O Ministério Público Federal em Chapecó (SC) ingressou, nesta quarta-feira (14/7), com ação penal contra três pessoas acusadas de extrair, comercializar e transportar árvores nativas.

A operação denominada Gralha Azul é feita conjuntamente entre o Ibama, Polícia Federal e MPF para proteger espécies nativas ameaçadas de extinção.

Em maio de 2004, um proprietário rural informou que havia plantado 412 pés de pinheiro brasileiro em sua propriedade de 56 hectares, na região de Marechal Bormann, em Chapecó. Na verdade, a declaração era falsa: tratavam-se de espécies nativas, protegidas por legislação ambiental.

Um engenheiro agrônomo, também denunciado na ação, firmou a declaração do proprietário em documento público ao elaborar o projeto de retirada dos “pinheiros” da propriedade de Nadaletti.

Em Anotação de Responsabilidade Técnica, o engenheiro agrônomo atestou que a extração era de manejo florestal, ou seja, de árvores plantadas e não de floresta nativa. Com as falsificações em mãos, um dono de madeireira informou ao Ibama que procederia ao corte e transporte dos “pinheiros”.

**ENUNCIADO DA TAREFA**
Responda com base no trecho do texto sobre a operação Gralha Azul:
(a) Quais órgãos realizam conjuntamente a operação Gralha Azul?
(b) Quantos pés de pinheiro brasileiro o proprietário rural declarou ter plantado em sua propriedade?
(c) Em qual documento o engenheiro agrônomo atestou que a extração era de manejo florestal?

**MATERIAL FORNECIDO**
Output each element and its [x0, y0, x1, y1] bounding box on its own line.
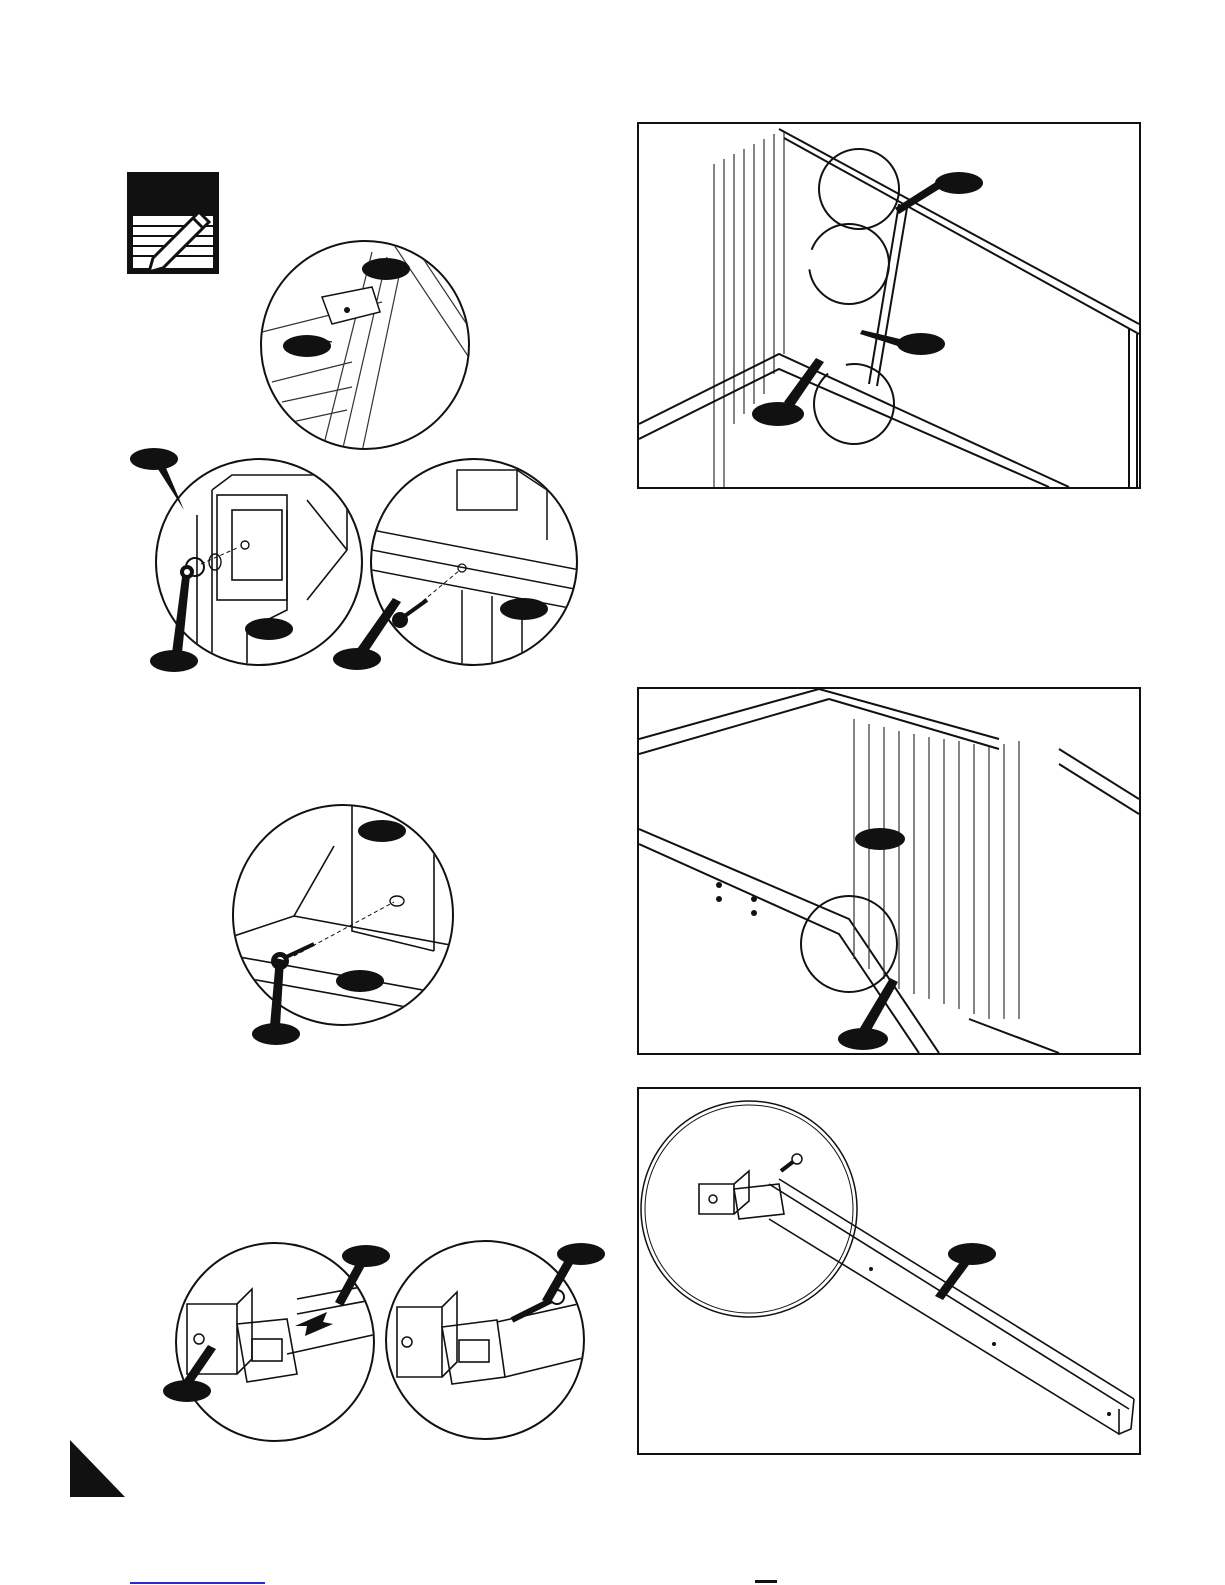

**RESPOSTA**
(a) O Ibama, a Polícia Federal e o MPF.
(b) 412 pés.
(c) Na Anotação de Responsabilidade Técnica.